#### Required task:
Under this task are some entries; return every one of them exactly.

--- --- ---

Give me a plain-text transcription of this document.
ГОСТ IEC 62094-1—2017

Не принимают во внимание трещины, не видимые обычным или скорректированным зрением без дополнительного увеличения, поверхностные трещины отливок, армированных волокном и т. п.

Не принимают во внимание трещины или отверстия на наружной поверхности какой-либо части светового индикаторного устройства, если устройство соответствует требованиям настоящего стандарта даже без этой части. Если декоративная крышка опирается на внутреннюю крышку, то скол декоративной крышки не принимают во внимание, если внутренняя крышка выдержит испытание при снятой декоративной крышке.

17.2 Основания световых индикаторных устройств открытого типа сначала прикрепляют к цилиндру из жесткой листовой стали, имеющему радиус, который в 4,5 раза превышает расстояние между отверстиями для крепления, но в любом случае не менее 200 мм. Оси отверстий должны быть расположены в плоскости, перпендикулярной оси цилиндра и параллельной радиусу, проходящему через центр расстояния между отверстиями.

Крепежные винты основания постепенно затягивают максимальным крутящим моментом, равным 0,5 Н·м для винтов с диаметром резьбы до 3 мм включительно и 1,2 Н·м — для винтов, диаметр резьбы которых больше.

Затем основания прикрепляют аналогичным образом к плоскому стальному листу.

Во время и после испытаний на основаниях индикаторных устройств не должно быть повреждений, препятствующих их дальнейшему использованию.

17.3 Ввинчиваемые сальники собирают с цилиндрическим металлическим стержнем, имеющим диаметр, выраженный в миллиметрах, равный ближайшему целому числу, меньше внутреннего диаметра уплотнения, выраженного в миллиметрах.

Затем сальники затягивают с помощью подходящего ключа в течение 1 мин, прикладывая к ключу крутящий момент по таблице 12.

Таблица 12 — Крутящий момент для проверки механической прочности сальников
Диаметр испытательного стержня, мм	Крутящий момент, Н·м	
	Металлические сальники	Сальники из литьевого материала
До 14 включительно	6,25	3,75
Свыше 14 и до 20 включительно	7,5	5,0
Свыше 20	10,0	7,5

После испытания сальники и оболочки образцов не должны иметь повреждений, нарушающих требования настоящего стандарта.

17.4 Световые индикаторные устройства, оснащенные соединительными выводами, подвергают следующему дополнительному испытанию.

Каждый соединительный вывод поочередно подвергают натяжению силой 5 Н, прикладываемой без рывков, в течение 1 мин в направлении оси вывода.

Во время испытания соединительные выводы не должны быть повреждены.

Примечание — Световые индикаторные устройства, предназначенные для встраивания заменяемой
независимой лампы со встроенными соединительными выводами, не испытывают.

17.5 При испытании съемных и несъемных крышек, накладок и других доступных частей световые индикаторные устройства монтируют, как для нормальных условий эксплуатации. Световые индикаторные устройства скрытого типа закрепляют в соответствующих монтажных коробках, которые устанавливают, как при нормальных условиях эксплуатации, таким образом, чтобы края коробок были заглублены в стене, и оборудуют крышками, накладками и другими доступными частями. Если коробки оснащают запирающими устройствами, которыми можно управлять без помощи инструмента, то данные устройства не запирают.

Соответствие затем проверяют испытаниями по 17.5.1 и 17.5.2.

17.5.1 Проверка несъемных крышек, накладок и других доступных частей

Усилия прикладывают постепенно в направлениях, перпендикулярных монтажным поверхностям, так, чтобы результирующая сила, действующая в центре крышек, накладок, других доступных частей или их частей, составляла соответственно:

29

--- --- ---

#### The answer:
Give me a plain-text transcription of this document.
ГОСТ IEC 62094-1—2017

Не принимают во внимание трещины, не видимые обычным или скорректированным зрением без дополнительного увеличения, поверхностные трещины отливок, армированных волокном и т. п.

Не принимают во внимание трещины или отверстия на наружной поверхности какой-либо части светового индикаторного устройства, если устройство соответствует требованиям настоящего стандарта даже без этой части. Если декоративная крышка опирается на внутреннюю крышку, то скол декоративной крышки не принимают во внимание, если внутренняя крышка выдержит испытание при снятой декоративной крышке.

17.2 Основания световых индикаторных устройств открытого типа сначала прикрепляют к цилиндру из жесткой листовой стали, имеющему радиус, который в 4,5 раза превышает расстояние между отверстиями для крепления, но в любом случае не менее 200 мм. Оси отверстий должны быть расположены в плоскости, перпендикулярной оси цилиндра и параллельной радиусу, проходящему через центр расстояния между отверстиями.

Крепежные винты основания постепенно затягивают максимальным крутящим моментом, равным 0,5 Н·м для винтов с диаметром резьбы до 3 мм включительно и 1,2 Н·м — для винтов, диаметр резьбы которых больше.

Затем основания прикрепляют аналогичным образом к плоскому стальному листу.

Во время и после испытаний на основаниях индикаторных устройств не должно быть повреждений, препятствующих их дальнейшему использованию.

17.3 Ввинчиваемые сальники собирают с цилиндрическим металлическим стержнем, имеющим диаметр, выраженный в миллиметрах, равный ближайшему целому числу, меньше внутреннего диаметра уплотнения, выраженного в миллиметрах.

Затем сальники затягивают с помощью подходящего ключа в течение 1 мин, прикладывая к ключу крутящий момент по таблице 12.

Таблица 12 — Крутящий момент для проверки механической прочности сальников
Диаметр испытательного стержня, мм	Крутящий момент, Н·м	
	Металлические сальники	Сальники из литьевого материала
До 14 включительно	6,25	3,75
Свыше 14 и до 20 включительно	7,5	5,0
Свыше 20	10,0	7,5

После испытания сальники и оболочки образцов не должны иметь повреждений, нарушающих требования настоящего стандарта.

17.4 Световые индикаторные устройства, оснащенные соединительными выводами, подвергают следующему дополнительному испытанию.

Каждый соединительный вывод поочередно подвергают натяжению силой 5 Н, прикладываемой без рывков, в течение 1 мин в направлении оси вывода.

Во время испытания соединительные выводы не должны быть повреждены.

Примечание — Световые индикаторные устройства, предназначенные для встраивания заменяемой
независимой лампы со встроенными соединительными выводами, не испытывают.

17.5 При испытании съемных и несъемных крышек, накладок и других доступных частей световые индикаторные устройства монтируют, как для нормальных условий эксплуатации. Световые индикаторные устройства скрытого типа закрепляют в соответствующих монтажных коробках, которые устанавливают, как при нормальных условиях эксплуатации, таким образом, чтобы края коробок были заглублены в стене, и оборудуют крышками, накладками и другими доступными частями. Если коробки оснащают запирающими устройствами, которыми можно управлять без помощи инструмента, то данные устройства не запирают.

Соответствие затем проверяют испытаниями по 17.5.1 и 17.5.2.

17.5.1 Проверка несъемных крышек, накладок и других доступных частей

Усилия прикладывают постепенно в направлениях, перпендикулярных монтажным поверхностям, так, чтобы результирующая сила, действующая в центре крышек, накладок, других доступных частей или их частей, составляла соответственно:

29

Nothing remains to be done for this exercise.